*Excerpted records*

begin

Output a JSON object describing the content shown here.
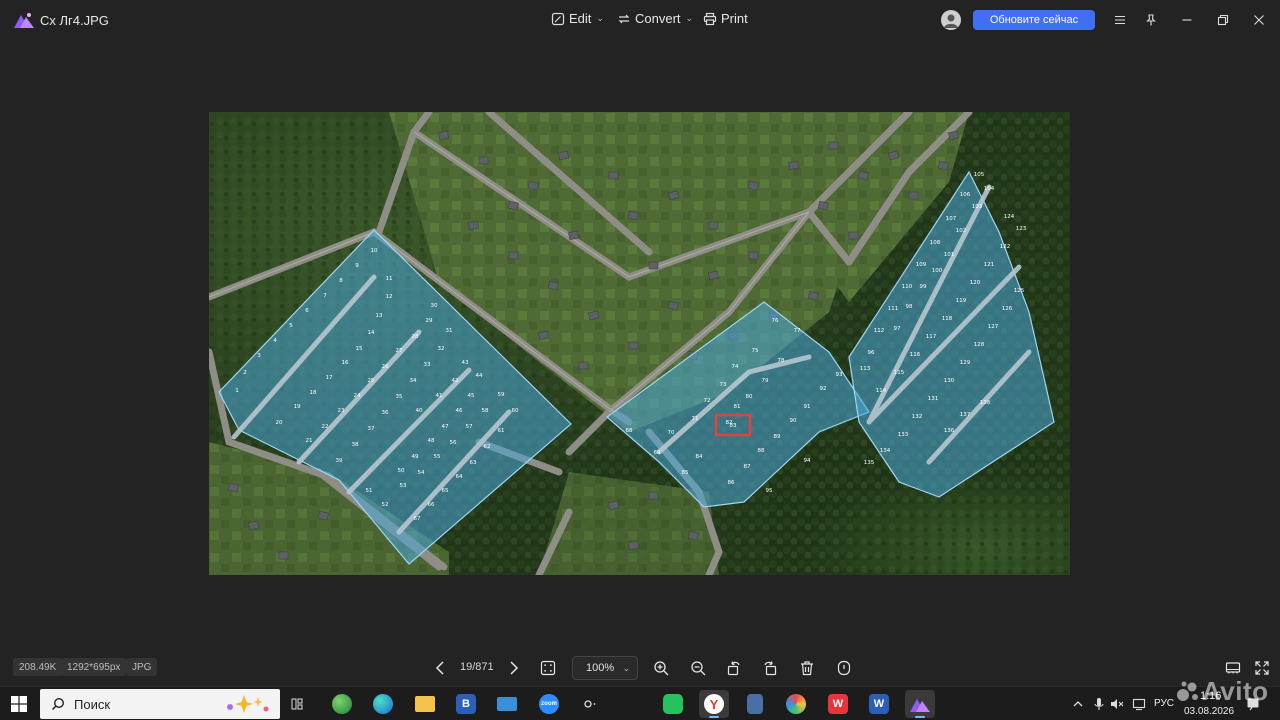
{
  "titlebar": {
    "file_name": "Сх Лг4.JPG",
    "edit_label": "Edit",
    "convert_label": "Convert",
    "print_label": "Print",
    "update_label": "Обновите сейчас"
  },
  "image": {
    "plot_labels": [
      "1",
      "2",
      "3",
      "4",
      "5",
      "6",
      "7",
      "8",
      "9",
      "10",
      "11",
      "12",
      "13",
      "14",
      "15",
      "16",
      "17",
      "18",
      "19",
      "20",
      "21",
      "22",
      "23",
      "24",
      "25",
      "26",
      "27",
      "28",
      "29",
      "30",
      "31",
      "32",
      "33",
      "34",
      "35",
      "36",
      "37",
      "38",
      "39",
      "40",
      "41",
      "42",
      "43",
      "44",
      "45",
      "46",
      "47",
      "48",
      "49",
      "50",
      "51",
      "52",
      "53",
      "54",
      "55",
      "56",
      "57",
      "58",
      "59",
      "60",
      "61",
      "62",
      "63",
      "64",
      "65",
      "66",
      "67",
      "68",
      "69",
      "70",
      "71",
      "72",
      "73",
      "74",
      "75",
      "76",
      "77",
      "78",
      "79",
      "80",
      "81",
      "82",
      "83",
      "84",
      "85",
      "86",
      "87",
      "88",
      "89",
      "90",
      "91",
      "92",
      "93",
      "94",
      "95",
      "96",
      "97",
      "98",
      "99",
      "100",
      "101",
      "102",
      "103",
      "104",
      "105",
      "106",
      "107",
      "108",
      "109",
      "110",
      "111",
      "112",
      "113",
      "114",
      "115",
      "116",
      "117",
      "118",
      "119",
      "120",
      "121",
      "122",
      "123",
      "124",
      "125",
      "126",
      "127",
      "128",
      "129",
      "130",
      "131",
      "132",
      "133",
      "134",
      "135",
      "136",
      "137",
      "138"
    ],
    "highlighted_plot": "83"
  },
  "statusbar": {
    "file_size": "208.49K",
    "dimensions": "1292*695px",
    "format": "JPG",
    "page_counter": "19/871",
    "zoom": "100%"
  },
  "taskbar": {
    "search_placeholder": "Поиск",
    "language": "РУС",
    "time": "1:16",
    "date": "03.08.2026",
    "apps": [
      "task-view",
      "edge-beta",
      "edge",
      "file-explorer",
      "b-app",
      "remote-desktop",
      "zoom",
      "copilot",
      "whatsapp",
      "yandex",
      "calculator",
      "paint",
      "wps",
      "word",
      "photo-viewer"
    ]
  },
  "watermark": {
    "text": "Avito"
  },
  "colors": {
    "accent": "#3f6ff2",
    "plot_fill": "#4aa7d8",
    "highlight": "#e0433a"
  }
}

end

*Problem details*
Write out all the records again, exactly, minus any pictures.

*Full output*
Output a JSON object describing the content shown here.
{
  "titlebar": {
    "file_name": "Сх Лг4.JPG",
    "edit_label": "Edit",
    "convert_label": "Convert",
    "print_label": "Print",
    "update_label": "Обновите сейчас"
  },
  "image": {
    "plot_labels": [
      "1",
      "2",
      "3",
      "4",
      "5",
      "6",
      "7",
      "8",
      "9",
      "10",
      "11",
      "12",
      "13",
      "14",
      "15",
      "16",
      "17",
      "18",
      "19",
      "20",
      "21",
      "22",
      "23",
      "24",
      "25",
      "26",
      "27",
      "28",
      "29",
      "30",
      "31",
      "32",
      "33",
      "34",
      "35",
      "36",
      "37",
      "38",
      "39",
      "40",
      "41",
      "42",
      "43",
      "44",
      "45",
      "46",
      "47",
      "48",
      "49",
      "50",
      "51",
      "52",
      "53",
      "54",
      "55",
      "56",
      "57",
      "58",
      "59",
      "60",
      "61",
      "62",
      "63",
      "64",
      "65",
      "66",
      "67",
      "68",
      "69",
      "70",
      "71",
      "72",
      "73",
      "74",
      "75",
      "76",
      "77",
      "78",
      "79",
      "80",
      "81",
      "82",
      "83",
      "84",
      "85",
      "86",
      "87",
      "88",
      "89",
      "90",
      "91",
      "92",
      "93",
      "94",
      "95",
      "96",
      "97",
      "98",
      "99",
      "100",
      "101",
      "102",
      "103",
      "104",
      "105",
      "106",
      "107",
      "108",
      "109",
      "110",
      "111",
      "112",
      "113",
      "114",
      "115",
      "116",
      "117",
      "118",
      "119",
      "120",
      "121",
      "122",
      "123",
      "124",
      "125",
      "126",
      "127",
      "128",
      "129",
      "130",
      "131",
      "132",
      "133",
      "134",
      "135",
      "136",
      "137",
      "138"
    ],
    "highlighted_plot": "83"
  },
  "statusbar": {
    "file_size": "208.49K",
    "dimensions": "1292*695px",
    "format": "JPG",
    "page_counter": "19/871",
    "zoom": "100%"
  },
  "taskbar": {
    "search_placeholder": "Поиск",
    "language": "РУС",
    "time": "1:16",
    "date": "03.08.2026",
    "apps": [
      "task-view",
      "edge-beta",
      "edge",
      "file-explorer",
      "b-app",
      "remote-desktop",
      "zoom",
      "copilot",
      "whatsapp",
      "yandex",
      "calculator",
      "paint",
      "wps",
      "word",
      "photo-viewer"
    ]
  },
  "watermark": {
    "text": "Avito"
  },
  "colors": {
    "accent": "#3f6ff2",
    "plot_fill": "#4aa7d8",
    "highlight": "#e0433a"
  }
}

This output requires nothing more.